• **TASK PROMPT**: Go through the listing and return every line with "hung" in it.

—————

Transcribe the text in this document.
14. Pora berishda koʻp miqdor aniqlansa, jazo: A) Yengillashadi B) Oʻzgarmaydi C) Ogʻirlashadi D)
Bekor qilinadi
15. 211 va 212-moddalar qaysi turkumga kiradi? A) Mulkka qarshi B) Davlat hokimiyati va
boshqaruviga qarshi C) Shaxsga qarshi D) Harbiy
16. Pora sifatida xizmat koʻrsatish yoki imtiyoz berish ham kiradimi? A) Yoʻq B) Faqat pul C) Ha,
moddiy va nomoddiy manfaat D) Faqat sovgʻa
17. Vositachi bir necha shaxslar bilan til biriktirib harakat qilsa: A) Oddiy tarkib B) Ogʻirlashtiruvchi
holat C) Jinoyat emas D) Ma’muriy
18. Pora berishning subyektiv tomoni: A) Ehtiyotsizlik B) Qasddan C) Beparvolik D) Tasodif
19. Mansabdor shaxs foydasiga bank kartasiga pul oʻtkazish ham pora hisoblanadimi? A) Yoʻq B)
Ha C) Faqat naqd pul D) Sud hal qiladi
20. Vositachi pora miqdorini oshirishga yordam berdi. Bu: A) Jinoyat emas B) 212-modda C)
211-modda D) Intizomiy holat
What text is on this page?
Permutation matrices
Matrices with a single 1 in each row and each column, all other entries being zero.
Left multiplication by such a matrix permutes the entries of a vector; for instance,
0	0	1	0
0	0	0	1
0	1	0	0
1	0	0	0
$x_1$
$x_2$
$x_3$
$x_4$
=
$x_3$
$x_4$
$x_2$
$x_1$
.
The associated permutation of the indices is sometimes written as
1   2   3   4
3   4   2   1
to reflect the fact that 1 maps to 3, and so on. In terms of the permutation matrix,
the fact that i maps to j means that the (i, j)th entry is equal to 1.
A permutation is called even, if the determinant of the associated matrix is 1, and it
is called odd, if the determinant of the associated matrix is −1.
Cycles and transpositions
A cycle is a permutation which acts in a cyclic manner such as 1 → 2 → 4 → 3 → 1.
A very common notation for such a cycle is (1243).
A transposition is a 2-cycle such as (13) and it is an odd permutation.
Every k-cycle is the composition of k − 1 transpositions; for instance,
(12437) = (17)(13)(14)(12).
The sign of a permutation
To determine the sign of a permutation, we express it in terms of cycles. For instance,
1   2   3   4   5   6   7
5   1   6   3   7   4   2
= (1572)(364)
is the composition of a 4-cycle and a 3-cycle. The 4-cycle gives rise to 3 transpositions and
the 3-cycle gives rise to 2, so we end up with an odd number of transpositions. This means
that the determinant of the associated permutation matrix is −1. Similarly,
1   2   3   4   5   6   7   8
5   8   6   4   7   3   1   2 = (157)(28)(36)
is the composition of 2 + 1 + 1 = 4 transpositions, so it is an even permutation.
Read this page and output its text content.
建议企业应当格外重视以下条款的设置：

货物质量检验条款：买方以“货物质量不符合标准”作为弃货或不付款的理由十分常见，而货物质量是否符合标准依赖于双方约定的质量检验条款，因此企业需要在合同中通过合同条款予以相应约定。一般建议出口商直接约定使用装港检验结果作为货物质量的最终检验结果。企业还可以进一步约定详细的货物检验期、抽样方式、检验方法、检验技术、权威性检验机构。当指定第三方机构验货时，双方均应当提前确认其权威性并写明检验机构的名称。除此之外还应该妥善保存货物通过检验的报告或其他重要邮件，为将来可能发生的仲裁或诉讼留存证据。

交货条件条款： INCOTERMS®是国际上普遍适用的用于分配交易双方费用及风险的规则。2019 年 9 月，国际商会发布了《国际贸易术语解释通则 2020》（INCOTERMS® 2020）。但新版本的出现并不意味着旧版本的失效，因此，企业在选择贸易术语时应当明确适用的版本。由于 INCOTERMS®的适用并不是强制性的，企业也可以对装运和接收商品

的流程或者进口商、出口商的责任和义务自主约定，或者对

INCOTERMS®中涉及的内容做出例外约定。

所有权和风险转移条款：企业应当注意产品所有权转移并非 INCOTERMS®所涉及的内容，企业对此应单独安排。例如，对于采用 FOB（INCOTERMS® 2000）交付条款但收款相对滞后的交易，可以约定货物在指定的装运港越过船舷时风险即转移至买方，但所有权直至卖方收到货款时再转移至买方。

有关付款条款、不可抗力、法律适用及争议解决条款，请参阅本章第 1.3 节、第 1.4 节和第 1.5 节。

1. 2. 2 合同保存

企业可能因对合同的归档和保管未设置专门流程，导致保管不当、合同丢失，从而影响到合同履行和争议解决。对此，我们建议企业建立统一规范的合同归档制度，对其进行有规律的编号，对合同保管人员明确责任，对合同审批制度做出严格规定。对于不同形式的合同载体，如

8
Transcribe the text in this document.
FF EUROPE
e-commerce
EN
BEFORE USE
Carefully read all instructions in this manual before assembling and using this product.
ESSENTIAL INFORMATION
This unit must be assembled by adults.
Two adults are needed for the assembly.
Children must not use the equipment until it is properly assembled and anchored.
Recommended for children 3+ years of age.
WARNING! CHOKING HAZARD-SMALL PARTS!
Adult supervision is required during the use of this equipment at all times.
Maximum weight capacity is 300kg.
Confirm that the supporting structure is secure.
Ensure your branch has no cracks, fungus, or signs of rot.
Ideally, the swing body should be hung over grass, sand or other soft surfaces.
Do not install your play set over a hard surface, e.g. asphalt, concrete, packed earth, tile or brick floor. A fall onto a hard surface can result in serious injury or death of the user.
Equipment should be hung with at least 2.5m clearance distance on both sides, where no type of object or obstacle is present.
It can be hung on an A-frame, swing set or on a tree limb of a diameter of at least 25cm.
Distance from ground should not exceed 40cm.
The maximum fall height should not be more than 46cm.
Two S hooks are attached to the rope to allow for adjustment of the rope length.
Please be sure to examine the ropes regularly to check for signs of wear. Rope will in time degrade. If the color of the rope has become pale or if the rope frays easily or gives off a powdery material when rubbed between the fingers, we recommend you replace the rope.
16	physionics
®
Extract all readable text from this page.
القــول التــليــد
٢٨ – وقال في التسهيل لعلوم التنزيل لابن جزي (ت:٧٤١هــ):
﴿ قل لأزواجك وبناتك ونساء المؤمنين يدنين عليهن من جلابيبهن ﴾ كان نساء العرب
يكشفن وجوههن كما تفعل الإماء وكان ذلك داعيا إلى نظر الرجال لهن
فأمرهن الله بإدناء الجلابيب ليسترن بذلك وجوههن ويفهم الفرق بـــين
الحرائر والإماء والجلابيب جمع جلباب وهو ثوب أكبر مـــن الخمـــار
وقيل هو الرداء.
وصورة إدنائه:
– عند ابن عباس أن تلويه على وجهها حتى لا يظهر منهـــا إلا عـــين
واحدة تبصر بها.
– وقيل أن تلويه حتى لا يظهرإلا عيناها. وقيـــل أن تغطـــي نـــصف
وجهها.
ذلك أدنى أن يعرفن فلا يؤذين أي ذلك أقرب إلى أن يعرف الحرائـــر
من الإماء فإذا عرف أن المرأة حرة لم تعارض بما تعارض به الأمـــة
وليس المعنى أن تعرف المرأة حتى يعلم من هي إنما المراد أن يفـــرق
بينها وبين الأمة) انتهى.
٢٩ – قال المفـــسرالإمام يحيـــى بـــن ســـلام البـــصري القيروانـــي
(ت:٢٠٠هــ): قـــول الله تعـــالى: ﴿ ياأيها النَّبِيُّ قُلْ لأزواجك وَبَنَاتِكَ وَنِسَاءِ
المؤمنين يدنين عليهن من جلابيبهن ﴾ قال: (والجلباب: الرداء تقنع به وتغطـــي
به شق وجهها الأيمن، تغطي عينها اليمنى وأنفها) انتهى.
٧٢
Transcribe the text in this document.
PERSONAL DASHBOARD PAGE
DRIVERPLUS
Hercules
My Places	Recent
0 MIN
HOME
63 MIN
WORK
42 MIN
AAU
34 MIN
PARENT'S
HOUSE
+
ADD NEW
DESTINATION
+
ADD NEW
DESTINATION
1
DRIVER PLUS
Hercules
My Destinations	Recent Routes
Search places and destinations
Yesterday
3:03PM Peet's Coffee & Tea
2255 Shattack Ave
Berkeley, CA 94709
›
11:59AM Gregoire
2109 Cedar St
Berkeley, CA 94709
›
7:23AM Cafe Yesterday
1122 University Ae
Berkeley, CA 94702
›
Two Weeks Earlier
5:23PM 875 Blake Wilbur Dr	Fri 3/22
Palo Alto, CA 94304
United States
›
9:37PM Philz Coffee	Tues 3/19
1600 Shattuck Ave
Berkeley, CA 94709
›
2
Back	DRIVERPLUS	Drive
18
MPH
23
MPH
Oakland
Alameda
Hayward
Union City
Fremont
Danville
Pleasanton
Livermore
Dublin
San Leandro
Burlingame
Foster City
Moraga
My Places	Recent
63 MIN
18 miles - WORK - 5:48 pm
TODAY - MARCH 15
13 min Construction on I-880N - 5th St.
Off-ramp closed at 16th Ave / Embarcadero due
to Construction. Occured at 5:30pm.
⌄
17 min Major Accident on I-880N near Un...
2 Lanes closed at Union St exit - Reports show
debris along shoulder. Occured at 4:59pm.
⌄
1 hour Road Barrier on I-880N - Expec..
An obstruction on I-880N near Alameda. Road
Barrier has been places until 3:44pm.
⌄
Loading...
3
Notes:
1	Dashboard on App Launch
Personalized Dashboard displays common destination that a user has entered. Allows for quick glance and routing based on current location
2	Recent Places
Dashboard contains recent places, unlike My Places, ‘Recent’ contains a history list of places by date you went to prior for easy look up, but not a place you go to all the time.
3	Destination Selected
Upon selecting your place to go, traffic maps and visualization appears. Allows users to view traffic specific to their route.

—————

• **COMPLETE OUTPUT**:
Ideally, the swing body should be hung over grass, sand or other soft surfaces.
Equipment should be hung with at least 2.5m clearance distance on both sides, where no type of object or obstacle is present.
It can be hung on an A-frame, swing set or on a tree limb of a diameter of at least 25cm.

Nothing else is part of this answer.